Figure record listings
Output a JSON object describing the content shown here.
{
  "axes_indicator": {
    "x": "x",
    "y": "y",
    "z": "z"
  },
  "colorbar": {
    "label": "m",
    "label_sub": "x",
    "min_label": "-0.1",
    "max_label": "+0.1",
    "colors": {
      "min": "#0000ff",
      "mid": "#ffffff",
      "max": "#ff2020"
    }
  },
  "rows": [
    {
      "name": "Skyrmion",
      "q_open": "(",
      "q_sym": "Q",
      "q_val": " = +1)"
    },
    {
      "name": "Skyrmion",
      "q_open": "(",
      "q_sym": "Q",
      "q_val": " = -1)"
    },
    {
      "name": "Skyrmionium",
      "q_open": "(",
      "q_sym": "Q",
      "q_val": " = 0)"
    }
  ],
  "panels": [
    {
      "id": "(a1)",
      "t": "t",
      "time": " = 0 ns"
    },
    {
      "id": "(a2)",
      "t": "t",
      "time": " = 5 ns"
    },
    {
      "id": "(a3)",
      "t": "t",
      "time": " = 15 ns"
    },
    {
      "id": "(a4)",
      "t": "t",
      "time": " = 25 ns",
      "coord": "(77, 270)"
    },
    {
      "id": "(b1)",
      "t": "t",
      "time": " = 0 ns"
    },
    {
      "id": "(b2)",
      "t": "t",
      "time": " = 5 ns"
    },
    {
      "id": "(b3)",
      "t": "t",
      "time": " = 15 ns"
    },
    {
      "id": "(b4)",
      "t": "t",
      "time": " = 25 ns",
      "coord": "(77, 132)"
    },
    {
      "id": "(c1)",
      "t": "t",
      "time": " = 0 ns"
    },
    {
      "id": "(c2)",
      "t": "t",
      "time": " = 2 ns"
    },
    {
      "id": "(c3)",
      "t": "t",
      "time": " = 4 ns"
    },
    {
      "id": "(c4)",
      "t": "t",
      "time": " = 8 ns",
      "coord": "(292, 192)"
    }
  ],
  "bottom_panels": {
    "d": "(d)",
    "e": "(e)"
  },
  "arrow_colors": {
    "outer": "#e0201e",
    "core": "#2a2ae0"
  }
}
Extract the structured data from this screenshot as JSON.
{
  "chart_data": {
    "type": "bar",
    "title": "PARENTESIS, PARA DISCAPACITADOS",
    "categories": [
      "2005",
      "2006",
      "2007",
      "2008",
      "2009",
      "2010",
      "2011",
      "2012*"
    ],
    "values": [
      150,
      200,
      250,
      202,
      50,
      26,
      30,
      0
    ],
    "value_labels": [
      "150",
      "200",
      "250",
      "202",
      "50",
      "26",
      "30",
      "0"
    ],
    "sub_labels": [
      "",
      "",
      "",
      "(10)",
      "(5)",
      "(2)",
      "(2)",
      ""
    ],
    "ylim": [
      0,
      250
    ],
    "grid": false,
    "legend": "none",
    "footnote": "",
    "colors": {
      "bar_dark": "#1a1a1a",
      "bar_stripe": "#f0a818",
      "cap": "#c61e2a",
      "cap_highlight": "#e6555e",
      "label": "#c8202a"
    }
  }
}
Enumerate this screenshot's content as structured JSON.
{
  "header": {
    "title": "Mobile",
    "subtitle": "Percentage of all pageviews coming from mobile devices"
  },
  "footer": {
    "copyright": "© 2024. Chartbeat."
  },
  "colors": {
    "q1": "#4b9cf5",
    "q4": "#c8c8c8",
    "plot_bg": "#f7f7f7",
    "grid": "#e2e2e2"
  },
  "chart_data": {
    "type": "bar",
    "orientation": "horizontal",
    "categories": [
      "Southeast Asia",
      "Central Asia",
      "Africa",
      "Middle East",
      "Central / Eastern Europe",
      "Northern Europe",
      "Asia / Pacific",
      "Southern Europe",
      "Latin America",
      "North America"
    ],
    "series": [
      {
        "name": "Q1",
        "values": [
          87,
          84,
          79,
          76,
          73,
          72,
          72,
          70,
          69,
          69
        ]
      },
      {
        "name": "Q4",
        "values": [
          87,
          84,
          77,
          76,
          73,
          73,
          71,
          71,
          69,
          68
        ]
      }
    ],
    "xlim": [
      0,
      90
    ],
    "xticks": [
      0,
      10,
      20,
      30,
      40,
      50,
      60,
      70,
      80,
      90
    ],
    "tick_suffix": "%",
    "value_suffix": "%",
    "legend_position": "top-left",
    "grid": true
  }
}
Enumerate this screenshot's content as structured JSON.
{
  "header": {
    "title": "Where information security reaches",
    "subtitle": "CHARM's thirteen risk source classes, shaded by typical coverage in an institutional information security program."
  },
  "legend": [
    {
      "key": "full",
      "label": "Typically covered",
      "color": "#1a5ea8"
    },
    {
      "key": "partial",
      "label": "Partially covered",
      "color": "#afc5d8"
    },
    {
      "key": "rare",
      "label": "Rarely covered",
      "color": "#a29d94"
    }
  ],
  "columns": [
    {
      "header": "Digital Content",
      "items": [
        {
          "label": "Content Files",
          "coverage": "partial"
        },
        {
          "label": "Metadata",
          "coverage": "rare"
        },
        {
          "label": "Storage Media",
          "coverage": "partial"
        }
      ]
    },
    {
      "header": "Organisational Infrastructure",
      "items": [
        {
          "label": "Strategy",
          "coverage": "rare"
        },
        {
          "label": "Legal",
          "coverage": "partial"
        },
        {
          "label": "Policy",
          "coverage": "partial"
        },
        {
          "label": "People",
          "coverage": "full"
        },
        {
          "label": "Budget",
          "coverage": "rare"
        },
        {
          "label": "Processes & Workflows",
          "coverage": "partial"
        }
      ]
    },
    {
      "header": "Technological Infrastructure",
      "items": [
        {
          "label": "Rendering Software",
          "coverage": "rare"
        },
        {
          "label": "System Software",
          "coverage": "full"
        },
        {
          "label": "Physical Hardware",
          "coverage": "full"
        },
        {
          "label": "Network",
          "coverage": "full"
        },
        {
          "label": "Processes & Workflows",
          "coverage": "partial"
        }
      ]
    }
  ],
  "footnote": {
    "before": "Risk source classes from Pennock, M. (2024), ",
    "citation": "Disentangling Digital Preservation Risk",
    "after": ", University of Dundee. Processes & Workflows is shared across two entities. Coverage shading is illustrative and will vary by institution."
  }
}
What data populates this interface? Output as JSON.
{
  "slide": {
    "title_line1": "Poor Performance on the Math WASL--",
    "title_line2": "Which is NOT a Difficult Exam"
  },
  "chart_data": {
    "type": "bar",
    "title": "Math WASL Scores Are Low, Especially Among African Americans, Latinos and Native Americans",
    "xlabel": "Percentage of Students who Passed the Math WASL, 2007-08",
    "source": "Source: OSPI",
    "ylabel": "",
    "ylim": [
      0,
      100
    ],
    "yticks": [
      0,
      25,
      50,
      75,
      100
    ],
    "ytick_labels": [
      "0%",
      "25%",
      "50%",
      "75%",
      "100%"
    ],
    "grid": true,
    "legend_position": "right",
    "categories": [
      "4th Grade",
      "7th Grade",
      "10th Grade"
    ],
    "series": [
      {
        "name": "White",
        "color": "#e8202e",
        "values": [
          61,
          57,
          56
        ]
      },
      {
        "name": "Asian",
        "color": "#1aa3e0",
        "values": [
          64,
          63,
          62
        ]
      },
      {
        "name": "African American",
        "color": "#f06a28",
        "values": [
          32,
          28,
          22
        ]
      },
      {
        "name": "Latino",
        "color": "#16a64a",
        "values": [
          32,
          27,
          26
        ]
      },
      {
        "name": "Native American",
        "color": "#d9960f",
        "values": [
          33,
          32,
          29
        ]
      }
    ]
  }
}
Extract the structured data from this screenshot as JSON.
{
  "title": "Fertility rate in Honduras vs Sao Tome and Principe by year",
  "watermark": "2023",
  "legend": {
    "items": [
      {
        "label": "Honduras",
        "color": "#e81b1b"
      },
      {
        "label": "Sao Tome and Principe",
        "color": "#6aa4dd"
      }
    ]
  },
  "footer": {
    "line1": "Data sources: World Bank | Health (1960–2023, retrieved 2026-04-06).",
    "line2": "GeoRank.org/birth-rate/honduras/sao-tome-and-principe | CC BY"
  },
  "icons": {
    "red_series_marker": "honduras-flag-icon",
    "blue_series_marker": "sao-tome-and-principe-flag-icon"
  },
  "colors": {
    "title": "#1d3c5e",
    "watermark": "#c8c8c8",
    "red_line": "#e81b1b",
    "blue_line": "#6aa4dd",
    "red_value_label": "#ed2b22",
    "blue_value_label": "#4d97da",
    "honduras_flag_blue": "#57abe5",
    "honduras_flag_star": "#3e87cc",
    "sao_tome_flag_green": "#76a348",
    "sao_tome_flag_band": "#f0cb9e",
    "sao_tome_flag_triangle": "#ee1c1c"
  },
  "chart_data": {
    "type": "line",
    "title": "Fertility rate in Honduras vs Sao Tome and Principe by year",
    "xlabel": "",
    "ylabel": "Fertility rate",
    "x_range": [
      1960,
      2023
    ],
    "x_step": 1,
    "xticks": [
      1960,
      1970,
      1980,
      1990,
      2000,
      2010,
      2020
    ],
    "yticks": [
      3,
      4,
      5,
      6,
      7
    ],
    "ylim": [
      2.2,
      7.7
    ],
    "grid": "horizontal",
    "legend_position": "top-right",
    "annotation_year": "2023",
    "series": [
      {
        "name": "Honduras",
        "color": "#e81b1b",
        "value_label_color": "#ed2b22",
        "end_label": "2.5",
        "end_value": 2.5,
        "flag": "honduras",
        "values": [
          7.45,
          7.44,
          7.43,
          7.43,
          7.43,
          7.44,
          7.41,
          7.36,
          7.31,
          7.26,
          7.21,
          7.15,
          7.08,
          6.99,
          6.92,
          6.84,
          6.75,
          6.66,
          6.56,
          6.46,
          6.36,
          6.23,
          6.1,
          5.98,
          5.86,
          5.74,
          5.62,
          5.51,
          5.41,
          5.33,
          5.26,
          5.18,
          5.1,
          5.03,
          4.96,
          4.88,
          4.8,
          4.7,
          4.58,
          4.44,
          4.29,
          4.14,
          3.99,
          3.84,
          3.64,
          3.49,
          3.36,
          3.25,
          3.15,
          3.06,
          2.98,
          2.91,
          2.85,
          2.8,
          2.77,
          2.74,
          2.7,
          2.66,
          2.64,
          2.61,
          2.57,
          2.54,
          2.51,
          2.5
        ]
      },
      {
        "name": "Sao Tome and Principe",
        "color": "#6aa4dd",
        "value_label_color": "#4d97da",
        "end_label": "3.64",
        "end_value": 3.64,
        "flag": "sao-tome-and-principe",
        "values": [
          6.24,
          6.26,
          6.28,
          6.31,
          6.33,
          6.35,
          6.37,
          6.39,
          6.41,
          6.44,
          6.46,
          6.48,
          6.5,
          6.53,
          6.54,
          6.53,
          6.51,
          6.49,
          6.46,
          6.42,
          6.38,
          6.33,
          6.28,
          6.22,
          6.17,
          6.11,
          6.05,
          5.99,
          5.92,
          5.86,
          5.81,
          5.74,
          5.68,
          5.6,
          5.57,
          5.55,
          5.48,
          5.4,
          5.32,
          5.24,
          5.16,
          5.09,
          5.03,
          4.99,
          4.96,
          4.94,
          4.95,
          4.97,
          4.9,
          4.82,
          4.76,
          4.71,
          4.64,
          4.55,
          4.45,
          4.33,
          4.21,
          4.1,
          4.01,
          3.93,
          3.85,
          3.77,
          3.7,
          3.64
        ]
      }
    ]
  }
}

• [Challenge]: Copy out every line where the word "Native" occurs.

• [Result of the exercise]:
    "title": "Math WASL Scores Are Low, Especially Among African Americans, Latinos and Native Americans",
        "name": "Native American",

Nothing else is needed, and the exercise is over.